An exact transcription of all the records is required, minus the images.

#### Data for analysis

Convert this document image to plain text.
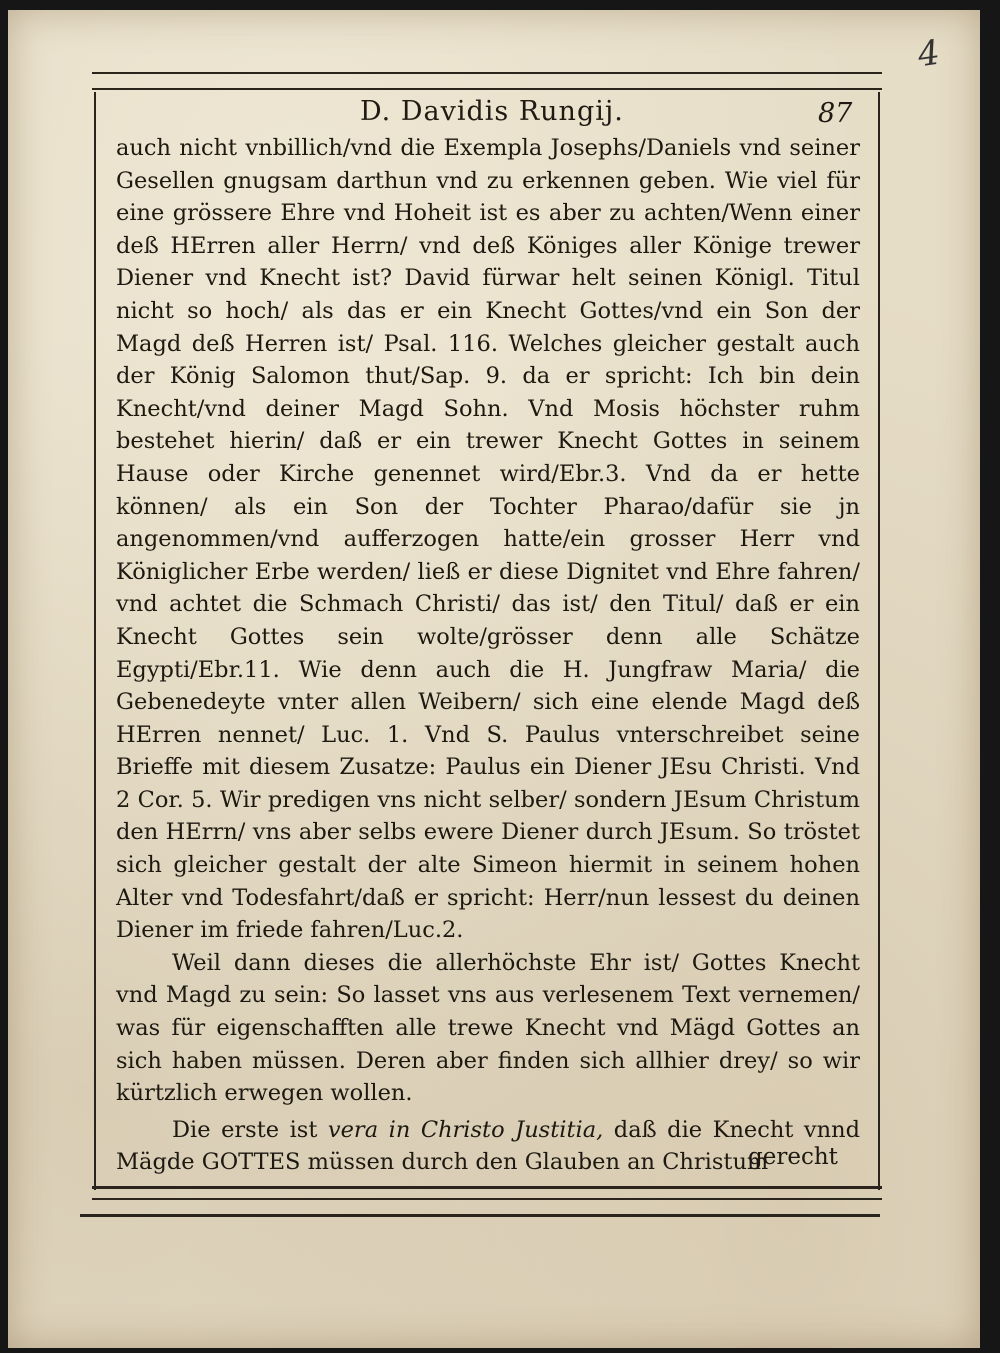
4
D. Davidis Rungij.	87

auch nicht vnbillich/vnd die Exempla Josephs/Daniels vnd seiner Gesellen gnugsam darthun vnd zu erkennen geben. Wie viel für eine grössere Ehre vnd Hoheit ist es aber zu achten/Wenn einer deß HErren aller Herrn/ vnd deß Königes aller Könige trewer Diener vnd Knecht ist? David fürwar helt seinen Königl. Titul nicht so hoch/ als das er ein Knecht Gottes/vnd ein Son der Magd deß Herren ist/ Psal. 116. Welches gleicher gestalt auch der König Salomon thut/Sap. 9. da er spricht: Ich bin dein Knecht/vnd deiner Magd Sohn. Vnd Mosis höchster ruhm bestehet hierin/ daß er ein trewer Knecht Gottes in seinem Hause oder Kirche genennet wird/Ebr.3. Vnd da er hette können/ als ein Son der Tochter Pharao/dafür sie jn angenommen/vnd aufferzogen hatte/ein grosser Herr vnd Königlicher Erbe werden/ ließ er diese Dignitet vnd Ehre fahren/ vnd achtet die Schmach Christi/ das ist/ den Titul/ daß er ein Knecht Gottes sein wolte/grösser denn alle Schätze Egypti/Ebr.11. Wie denn auch die H. Jungfraw Maria/ die Gebenedeyte vnter allen Weibern/ sich eine elende Magd deß HErren nennet/ Luc. 1. Vnd S. Paulus vnterschreibet seine Brieffe mit diesem Zusatze: Paulus ein Diener JEsu Christi. Vnd 2 Cor. 5. Wir predigen vns nicht selber/ sondern JEsum Christum den HErrn/ vns aber selbs ewere Diener durch JEsum. So tröstet sich gleicher gestalt der alte Simeon hiermit in seinem hohen Alter vnd Todesfahrt/daß er spricht: Herr/nun lessest du deinen Diener im friede fahren/Luc.2.

Weil dann dieses die allerhöchste Ehr ist/ Gottes Knecht vnd Magd zu sein: So lasset vns aus verlesenem Text vernemen/ was für eigenschafften alle trewe Knecht vnd Mägd Gottes an sich haben müssen. Deren aber finden sich allhier drey/ so wir kürtzlich erwegen wollen.

Die erste ist vera in Christo Justitia, daß die Knecht vnnd Mägde GOTTES müssen durch den Glauben an Christum

gerecht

########

> _Output below_:
Convert this document image to plain text.
4
D. Davidis Rungij.	87

auch nicht vnbillich/vnd die Exempla Josephs/Daniels vnd seiner Gesellen gnugsam darthun vnd zu erkennen geben. Wie viel für eine grössere Ehre vnd Hoheit ist es aber zu achten/Wenn einer deß HErren aller Herrn/ vnd deß Königes aller Könige trewer Diener vnd Knecht ist? David fürwar helt seinen Königl. Titul nicht so hoch/ als das er ein Knecht Gottes/vnd ein Son der Magd deß Herren ist/ Psal. 116. Welches gleicher gestalt auch der König Salomon thut/Sap. 9. da er spricht: Ich bin dein Knecht/vnd deiner Magd Sohn. Vnd Mosis höchster ruhm bestehet hierin/ daß er ein trewer Knecht Gottes in seinem Hause oder Kirche genennet wird/Ebr.3. Vnd da er hette können/ als ein Son der Tochter Pharao/dafür sie jn angenommen/vnd aufferzogen hatte/ein grosser Herr vnd Königlicher Erbe werden/ ließ er diese Dignitet vnd Ehre fahren/ vnd achtet die Schmach Christi/ das ist/ den Titul/ daß er ein Knecht Gottes sein wolte/grösser denn alle Schätze Egypti/Ebr.11. Wie denn auch die H. Jungfraw Maria/ die Gebenedeyte vnter allen Weibern/ sich eine elende Magd deß HErren nennet/ Luc. 1. Vnd S. Paulus vnterschreibet seine Brieffe mit diesem Zusatze: Paulus ein Diener JEsu Christi. Vnd 2 Cor. 5. Wir predigen vns nicht selber/ sondern JEsum Christum den HErrn/ vns aber selbs ewere Diener durch JEsum. So tröstet sich gleicher gestalt der alte Simeon hiermit in seinem hohen Alter vnd Todesfahrt/daß er spricht: Herr/nun lessest du deinen Diener im friede fahren/Luc.2.

Weil dann dieses die allerhöchste Ehr ist/ Gottes Knecht vnd Magd zu sein: So lasset vns aus verlesenem Text vernemen/ was für eigenschafften alle trewe Knecht vnd Mägd Gottes an sich haben müssen. Deren aber finden sich allhier drey/ so wir kürtzlich erwegen wollen.

Die erste ist vera in Christo Justitia, daß die Knecht vnnd Mägde GOTTES müssen durch den Glauben an Christum

gerecht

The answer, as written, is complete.